--- begin Extracted entries ---
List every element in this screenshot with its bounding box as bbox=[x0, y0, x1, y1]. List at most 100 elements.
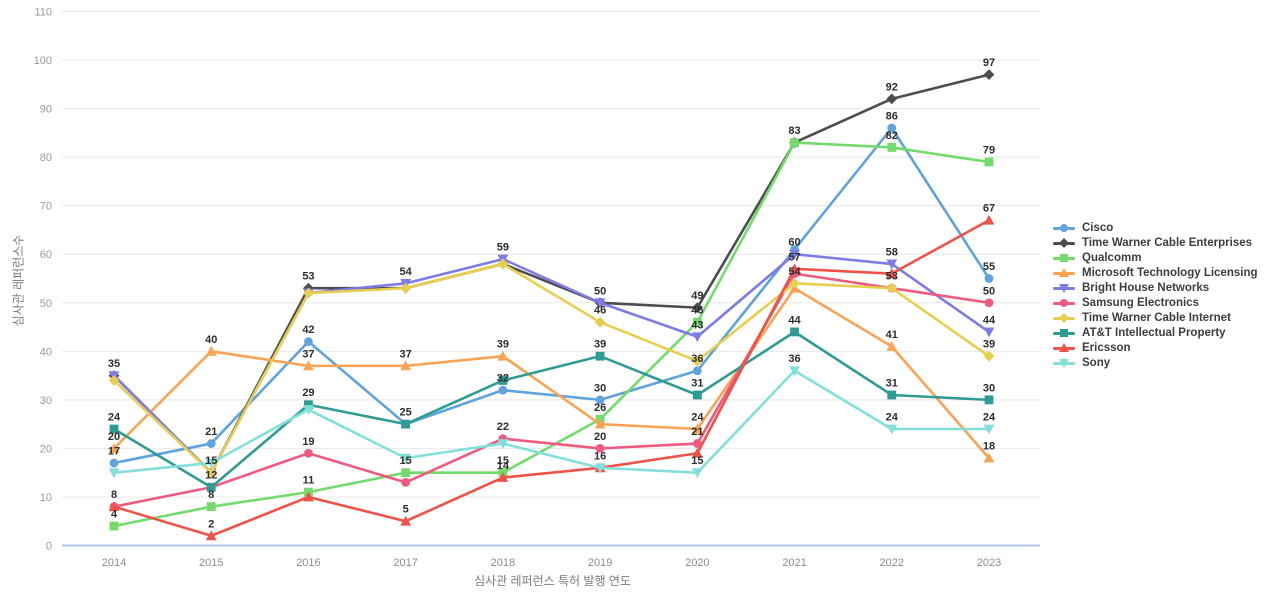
data-point-marker[interactable] bbox=[691, 447, 703, 458]
data-point-marker[interactable] bbox=[789, 263, 800, 274]
legend-item-cisco[interactable]: Cisco bbox=[1053, 222, 1258, 234]
data-point-marker[interactable] bbox=[304, 400, 313, 410]
series-line-ericsson[interactable] bbox=[112, 218, 991, 538]
data-point-marker[interactable] bbox=[692, 317, 702, 327]
data-point-marker[interactable] bbox=[303, 491, 314, 502]
data-point-marker[interactable] bbox=[401, 419, 411, 429]
data-point-marker[interactable] bbox=[401, 477, 411, 487]
data-point-marker[interactable] bbox=[886, 259, 898, 270]
data-point-marker[interactable] bbox=[497, 472, 509, 482]
data-point-marker[interactable] bbox=[109, 521, 119, 531]
data-point-marker[interactable] bbox=[108, 468, 120, 479]
data-point-marker[interactable] bbox=[983, 350, 995, 362]
data-point-marker[interactable] bbox=[886, 424, 898, 435]
data-point-marker[interactable] bbox=[303, 360, 314, 371]
data-point-marker[interactable] bbox=[497, 439, 509, 449]
data-point-marker[interactable] bbox=[887, 390, 897, 400]
data-point-marker[interactable] bbox=[691, 468, 703, 479]
data-point-marker[interactable] bbox=[691, 423, 703, 434]
data-point-marker[interactable] bbox=[400, 360, 412, 371]
data-point-marker[interactable] bbox=[984, 298, 994, 308]
legend-item-qualcomm[interactable]: Qualcomm bbox=[1053, 252, 1258, 264]
data-point-marker[interactable] bbox=[595, 351, 605, 361]
data-point-marker[interactable] bbox=[983, 69, 995, 81]
data-point-marker[interactable] bbox=[108, 375, 120, 386]
data-point-marker[interactable] bbox=[400, 282, 412, 294]
data-point-marker[interactable] bbox=[595, 444, 605, 453]
data-point-marker[interactable] bbox=[205, 458, 217, 469]
data-point-marker[interactable] bbox=[692, 390, 702, 400]
data-point-marker[interactable] bbox=[205, 345, 217, 356]
series-line-time-warner-cable-internet[interactable] bbox=[112, 262, 991, 474]
data-point-label: 5 bbox=[403, 504, 409, 516]
legend-item-microsoft-technology-licensing[interactable]: Microsoft Technology Licensing bbox=[1053, 267, 1258, 279]
data-point-marker[interactable] bbox=[206, 482, 216, 492]
data-point-marker[interactable] bbox=[205, 467, 217, 479]
data-point-marker[interactable] bbox=[886, 93, 898, 105]
data-point-marker[interactable] bbox=[206, 439, 216, 448]
data-point-marker[interactable] bbox=[790, 327, 799, 337]
legend-item-bright-house-networks[interactable]: Bright House Networks bbox=[1053, 282, 1258, 294]
data-point-marker[interactable] bbox=[400, 453, 412, 464]
data-point-marker[interactable] bbox=[400, 515, 412, 526]
data-point-marker[interactable] bbox=[983, 327, 995, 338]
legend-item-time-warner-cable-enterprises[interactable]: Time Warner Cable Enterprises bbox=[1053, 237, 1258, 249]
data-point-marker[interactable] bbox=[594, 298, 606, 309]
data-point-marker[interactable] bbox=[497, 350, 509, 361]
series-line-qualcomm[interactable] bbox=[112, 141, 991, 528]
data-point-marker[interactable] bbox=[886, 282, 898, 294]
data-point-marker[interactable] bbox=[789, 277, 800, 289]
data-point-marker[interactable] bbox=[691, 332, 703, 343]
data-point-marker[interactable] bbox=[595, 395, 605, 405]
data-point-marker[interactable] bbox=[304, 448, 313, 458]
series-line-sony[interactable] bbox=[112, 369, 991, 474]
data-point-label: 97 bbox=[983, 57, 995, 69]
data-point-marker[interactable] bbox=[108, 501, 120, 512]
data-point-marker[interactable] bbox=[594, 418, 606, 429]
data-point-marker[interactable] bbox=[303, 405, 314, 415]
data-point-marker[interactable] bbox=[206, 502, 216, 512]
legend-item-time-warner-cable-internet[interactable]: Time Warner Cable Internet bbox=[1053, 312, 1258, 324]
data-point-marker[interactable] bbox=[594, 316, 606, 328]
series-line-cisco[interactable] bbox=[112, 126, 991, 465]
data-point-marker[interactable] bbox=[983, 424, 995, 435]
series-line-time-warner-cable-enterprises[interactable] bbox=[112, 73, 991, 474]
data-point-marker[interactable] bbox=[886, 268, 898, 279]
data-point-marker[interactable] bbox=[789, 366, 800, 377]
data-point-marker[interactable] bbox=[692, 439, 702, 448]
data-point-marker[interactable] bbox=[304, 337, 313, 347]
data-point-marker[interactable] bbox=[789, 249, 800, 260]
legend-marker-icon bbox=[1053, 252, 1075, 264]
data-point-marker[interactable] bbox=[108, 443, 120, 453]
data-point-marker[interactable] bbox=[886, 341, 898, 351]
data-point-marker[interactable] bbox=[109, 458, 119, 468]
data-point-marker[interactable] bbox=[887, 123, 897, 133]
data-point-marker[interactable] bbox=[984, 274, 994, 283]
data-point-marker[interactable] bbox=[401, 468, 411, 478]
data-point-marker[interactable] bbox=[205, 530, 217, 541]
series-line-at-t-intellectual-property[interactable] bbox=[112, 330, 991, 489]
legend-item-sony[interactable]: Sony bbox=[1053, 357, 1258, 369]
series-line-microsoft-technology-licensing[interactable] bbox=[112, 286, 991, 460]
data-point-marker[interactable] bbox=[983, 214, 995, 225]
data-point-marker[interactable] bbox=[887, 143, 897, 152]
data-point-marker[interactable] bbox=[691, 355, 703, 367]
data-point-marker[interactable] bbox=[303, 287, 314, 299]
data-point-marker[interactable] bbox=[594, 463, 606, 474]
data-point-marker[interactable] bbox=[790, 138, 799, 147]
data-point-marker[interactable] bbox=[498, 376, 508, 385]
data-point-marker[interactable] bbox=[983, 452, 995, 463]
data-point-marker[interactable] bbox=[692, 366, 702, 376]
data-point-marker[interactable] bbox=[691, 302, 703, 314]
legend-item-at-t-intellectual-property[interactable]: AT&T Intellectual Property bbox=[1053, 327, 1258, 339]
data-point-marker[interactable] bbox=[497, 258, 509, 270]
data-point-marker[interactable] bbox=[498, 385, 508, 395]
series-line-samsung-electronics[interactable] bbox=[112, 272, 991, 508]
data-point-marker[interactable] bbox=[984, 395, 994, 405]
legend-item-samsung-electronics[interactable]: Samsung Electronics bbox=[1053, 297, 1258, 309]
data-point-marker[interactable] bbox=[109, 424, 119, 434]
legend-item-ericsson[interactable]: Ericsson bbox=[1053, 342, 1258, 354]
data-point-marker[interactable] bbox=[984, 157, 994, 167]
data-point-label: 57 bbox=[788, 251, 800, 263]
--- end Extracted entries ---
▶ To do
Copy out the material above word for word, covering every line, and leave out the pictures.

▶ Task answer
List every element in this screenshot with its bounding box as bbox=[x0, y0, x1, y1]. List at most 100 elements.
data-point-marker[interactable] bbox=[691, 447, 703, 458]
data-point-marker[interactable] bbox=[789, 263, 800, 274]
legend-item-cisco[interactable]: Cisco bbox=[1053, 222, 1258, 234]
data-point-marker[interactable] bbox=[304, 400, 313, 410]
series-line-ericsson[interactable] bbox=[112, 218, 991, 538]
data-point-marker[interactable] bbox=[692, 317, 702, 327]
data-point-marker[interactable] bbox=[303, 491, 314, 502]
data-point-marker[interactable] bbox=[401, 419, 411, 429]
data-point-marker[interactable] bbox=[401, 477, 411, 487]
data-point-marker[interactable] bbox=[886, 259, 898, 270]
data-point-marker[interactable] bbox=[497, 472, 509, 482]
data-point-marker[interactable] bbox=[109, 521, 119, 531]
data-point-marker[interactable] bbox=[108, 468, 120, 479]
data-point-marker[interactable] bbox=[983, 350, 995, 362]
data-point-marker[interactable] bbox=[886, 424, 898, 435]
data-point-marker[interactable] bbox=[303, 360, 314, 371]
data-point-marker[interactable] bbox=[497, 439, 509, 449]
data-point-marker[interactable] bbox=[887, 390, 897, 400]
data-point-marker[interactable] bbox=[691, 468, 703, 479]
data-point-marker[interactable] bbox=[691, 423, 703, 434]
data-point-marker[interactable] bbox=[400, 360, 412, 371]
data-point-marker[interactable] bbox=[984, 298, 994, 308]
legend-item-qualcomm[interactable]: Qualcomm bbox=[1053, 252, 1258, 264]
data-point-marker[interactable] bbox=[595, 351, 605, 361]
data-point-marker[interactable] bbox=[983, 69, 995, 81]
data-point-marker[interactable] bbox=[108, 375, 120, 386]
data-point-marker[interactable] bbox=[400, 282, 412, 294]
data-point-marker[interactable] bbox=[595, 444, 605, 453]
data-point-marker[interactable] bbox=[205, 458, 217, 469]
data-point-marker[interactable] bbox=[692, 390, 702, 400]
data-point-marker[interactable] bbox=[205, 345, 217, 356]
series-line-time-warner-cable-internet[interactable] bbox=[112, 262, 991, 474]
data-point-label: 5 bbox=[403, 504, 409, 516]
legend-item-microsoft-technology-licensing[interactable]: Microsoft Technology Licensing bbox=[1053, 267, 1258, 279]
data-point-marker[interactable] bbox=[206, 482, 216, 492]
data-point-marker[interactable] bbox=[205, 467, 217, 479]
data-point-marker[interactable] bbox=[886, 93, 898, 105]
data-point-marker[interactable] bbox=[206, 439, 216, 448]
data-point-marker[interactable] bbox=[790, 327, 799, 337]
legend-item-bright-house-networks[interactable]: Bright House Networks bbox=[1053, 282, 1258, 294]
data-point-marker[interactable] bbox=[400, 453, 412, 464]
data-point-marker[interactable] bbox=[400, 515, 412, 526]
data-point-marker[interactable] bbox=[983, 327, 995, 338]
legend-item-time-warner-cable-enterprises[interactable]: Time Warner Cable Enterprises bbox=[1053, 237, 1258, 249]
data-point-marker[interactable] bbox=[594, 298, 606, 309]
data-point-marker[interactable] bbox=[497, 350, 509, 361]
series-line-qualcomm[interactable] bbox=[112, 141, 991, 528]
data-point-marker[interactable] bbox=[886, 282, 898, 294]
data-point-marker[interactable] bbox=[789, 277, 800, 289]
data-point-marker[interactable] bbox=[691, 332, 703, 343]
data-point-marker[interactable] bbox=[595, 395, 605, 405]
data-point-marker[interactable] bbox=[304, 448, 313, 458]
series-line-sony[interactable] bbox=[112, 369, 991, 474]
data-point-label: 97 bbox=[983, 57, 995, 69]
data-point-marker[interactable] bbox=[108, 501, 120, 512]
data-point-marker[interactable] bbox=[594, 418, 606, 429]
data-point-marker[interactable] bbox=[303, 405, 314, 415]
data-point-marker[interactable] bbox=[206, 502, 216, 512]
legend-item-time-warner-cable-internet[interactable]: Time Warner Cable Internet bbox=[1053, 312, 1258, 324]
data-point-marker[interactable] bbox=[594, 316, 606, 328]
series-line-cisco[interactable] bbox=[112, 126, 991, 465]
data-point-marker[interactable] bbox=[983, 424, 995, 435]
series-line-time-warner-cable-enterprises[interactable] bbox=[112, 73, 991, 474]
data-point-marker[interactable] bbox=[886, 268, 898, 279]
data-point-marker[interactable] bbox=[789, 366, 800, 377]
data-point-marker[interactable] bbox=[692, 439, 702, 448]
data-point-marker[interactable] bbox=[304, 337, 313, 347]
data-point-marker[interactable] bbox=[789, 249, 800, 260]
legend-marker-icon bbox=[1053, 252, 1075, 264]
data-point-marker[interactable] bbox=[108, 443, 120, 453]
data-point-marker[interactable] bbox=[886, 341, 898, 351]
data-point-marker[interactable] bbox=[109, 458, 119, 468]
data-point-marker[interactable] bbox=[887, 123, 897, 133]
data-point-marker[interactable] bbox=[984, 274, 994, 283]
data-point-marker[interactable] bbox=[401, 468, 411, 478]
data-point-marker[interactable] bbox=[205, 530, 217, 541]
series-line-at-t-intellectual-property[interactable] bbox=[112, 330, 991, 489]
legend-item-sony[interactable]: Sony bbox=[1053, 357, 1258, 369]
series-line-microsoft-technology-licensing[interactable] bbox=[112, 286, 991, 460]
data-point-marker[interactable] bbox=[983, 214, 995, 225]
data-point-marker[interactable] bbox=[887, 143, 897, 152]
data-point-marker[interactable] bbox=[691, 355, 703, 367]
data-point-marker[interactable] bbox=[303, 287, 314, 299]
data-point-marker[interactable] bbox=[594, 463, 606, 474]
data-point-marker[interactable] bbox=[790, 138, 799, 147]
data-point-marker[interactable] bbox=[498, 376, 508, 385]
data-point-marker[interactable] bbox=[983, 452, 995, 463]
data-point-marker[interactable] bbox=[692, 366, 702, 376]
data-point-marker[interactable] bbox=[691, 302, 703, 314]
legend-item-at-t-intellectual-property[interactable]: AT&T Intellectual Property bbox=[1053, 327, 1258, 339]
data-point-marker[interactable] bbox=[497, 258, 509, 270]
data-point-marker[interactable] bbox=[498, 385, 508, 395]
series-line-samsung-electronics[interactable] bbox=[112, 272, 991, 508]
data-point-marker[interactable] bbox=[984, 395, 994, 405]
legend-item-samsung-electronics[interactable]: Samsung Electronics bbox=[1053, 297, 1258, 309]
data-point-marker[interactable] bbox=[109, 424, 119, 434]
legend-item-ericsson[interactable]: Ericsson bbox=[1053, 342, 1258, 354]
data-point-marker[interactable] bbox=[984, 157, 994, 167]
data-point-label: 57 bbox=[788, 251, 800, 263]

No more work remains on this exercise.